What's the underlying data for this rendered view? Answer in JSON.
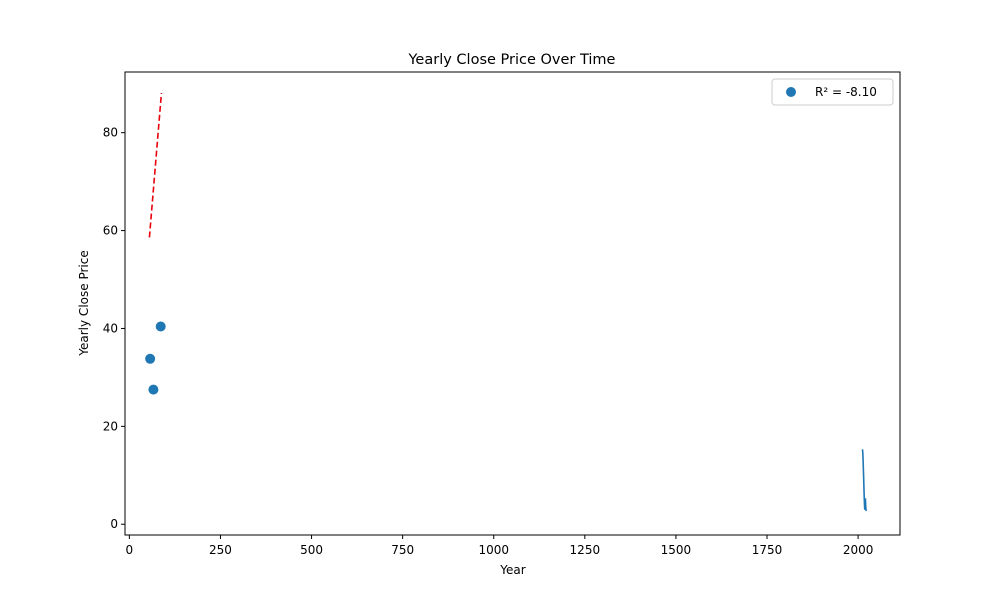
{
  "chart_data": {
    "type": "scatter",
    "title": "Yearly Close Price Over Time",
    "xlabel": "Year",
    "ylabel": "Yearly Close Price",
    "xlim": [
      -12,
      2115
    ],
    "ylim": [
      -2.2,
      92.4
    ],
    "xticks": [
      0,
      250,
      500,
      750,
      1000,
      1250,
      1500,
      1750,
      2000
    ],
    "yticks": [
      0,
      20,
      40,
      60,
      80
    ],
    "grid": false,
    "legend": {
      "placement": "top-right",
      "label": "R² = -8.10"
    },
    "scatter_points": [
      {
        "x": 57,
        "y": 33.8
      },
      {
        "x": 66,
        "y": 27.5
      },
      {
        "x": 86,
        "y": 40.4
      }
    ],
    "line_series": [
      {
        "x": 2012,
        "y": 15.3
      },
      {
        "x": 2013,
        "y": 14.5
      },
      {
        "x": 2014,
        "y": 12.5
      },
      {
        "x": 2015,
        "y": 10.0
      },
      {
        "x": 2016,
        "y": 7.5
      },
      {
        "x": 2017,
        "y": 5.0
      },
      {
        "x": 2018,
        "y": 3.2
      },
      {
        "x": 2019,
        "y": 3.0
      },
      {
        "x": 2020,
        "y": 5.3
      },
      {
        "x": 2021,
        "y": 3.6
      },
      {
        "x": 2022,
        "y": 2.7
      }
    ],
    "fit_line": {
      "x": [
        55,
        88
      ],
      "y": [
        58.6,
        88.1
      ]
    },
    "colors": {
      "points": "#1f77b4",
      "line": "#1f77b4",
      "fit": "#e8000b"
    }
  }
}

---

TO BE DONE.
Every line above should be returned word for word, with the pictures left behind.

RESULT.
What's the underlying data for this rendered view? Answer in JSON.
{
  "chart_data": {
    "type": "scatter",
    "title": "Yearly Close Price Over Time",
    "xlabel": "Year",
    "ylabel": "Yearly Close Price",
    "xlim": [
      -12,
      2115
    ],
    "ylim": [
      -2.2,
      92.4
    ],
    "xticks": [
      0,
      250,
      500,
      750,
      1000,
      1250,
      1500,
      1750,
      2000
    ],
    "yticks": [
      0,
      20,
      40,
      60,
      80
    ],
    "grid": false,
    "legend": {
      "placement": "top-right",
      "label": "R² = -8.10"
    },
    "scatter_points": [
      {
        "x": 57,
        "y": 33.8
      },
      {
        "x": 66,
        "y": 27.5
      },
      {
        "x": 86,
        "y": 40.4
      }
    ],
    "line_series": [
      {
        "x": 2012,
        "y": 15.3
      },
      {
        "x": 2013,
        "y": 14.5
      },
      {
        "x": 2014,
        "y": 12.5
      },
      {
        "x": 2015,
        "y": 10.0
      },
      {
        "x": 2016,
        "y": 7.5
      },
      {
        "x": 2017,
        "y": 5.0
      },
      {
        "x": 2018,
        "y": 3.2
      },
      {
        "x": 2019,
        "y": 3.0
      },
      {
        "x": 2020,
        "y": 5.3
      },
      {
        "x": 2021,
        "y": 3.6
      },
      {
        "x": 2022,
        "y": 2.7
      }
    ],
    "fit_line": {
      "x": [
        55,
        88
      ],
      "y": [
        58.6,
        88.1
      ]
    },
    "colors": {
      "points": "#1f77b4",
      "line": "#1f77b4",
      "fit": "#e8000b"
    }
  }
}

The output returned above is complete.